══ Input material

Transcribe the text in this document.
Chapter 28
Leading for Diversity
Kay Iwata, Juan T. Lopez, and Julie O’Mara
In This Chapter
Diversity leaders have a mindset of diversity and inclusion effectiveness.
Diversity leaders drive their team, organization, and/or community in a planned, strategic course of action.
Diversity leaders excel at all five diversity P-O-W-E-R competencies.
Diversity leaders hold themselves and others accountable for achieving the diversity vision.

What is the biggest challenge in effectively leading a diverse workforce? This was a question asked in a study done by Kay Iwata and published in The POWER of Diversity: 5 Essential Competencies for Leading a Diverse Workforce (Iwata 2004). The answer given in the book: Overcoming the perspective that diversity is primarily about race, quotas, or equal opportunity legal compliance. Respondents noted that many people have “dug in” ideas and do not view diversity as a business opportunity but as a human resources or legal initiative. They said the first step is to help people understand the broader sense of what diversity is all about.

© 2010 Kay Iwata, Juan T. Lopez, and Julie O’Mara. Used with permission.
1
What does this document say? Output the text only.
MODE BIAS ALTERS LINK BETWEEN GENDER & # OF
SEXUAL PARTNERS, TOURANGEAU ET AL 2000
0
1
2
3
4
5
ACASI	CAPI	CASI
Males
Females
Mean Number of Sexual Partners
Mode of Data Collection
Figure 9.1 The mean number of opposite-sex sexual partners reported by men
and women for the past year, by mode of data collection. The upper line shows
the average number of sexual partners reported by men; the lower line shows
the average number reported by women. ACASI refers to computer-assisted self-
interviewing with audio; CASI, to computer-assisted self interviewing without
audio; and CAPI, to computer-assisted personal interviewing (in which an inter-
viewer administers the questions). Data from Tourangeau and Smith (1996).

════

Directions
Select the lines from the entries that include the word "audio".

Answer to the task
interviewing with audio; CASI, to computer-assisted self interviewing without
audio; and CAPI, to computer-assisted personal interviewing (in which an inter-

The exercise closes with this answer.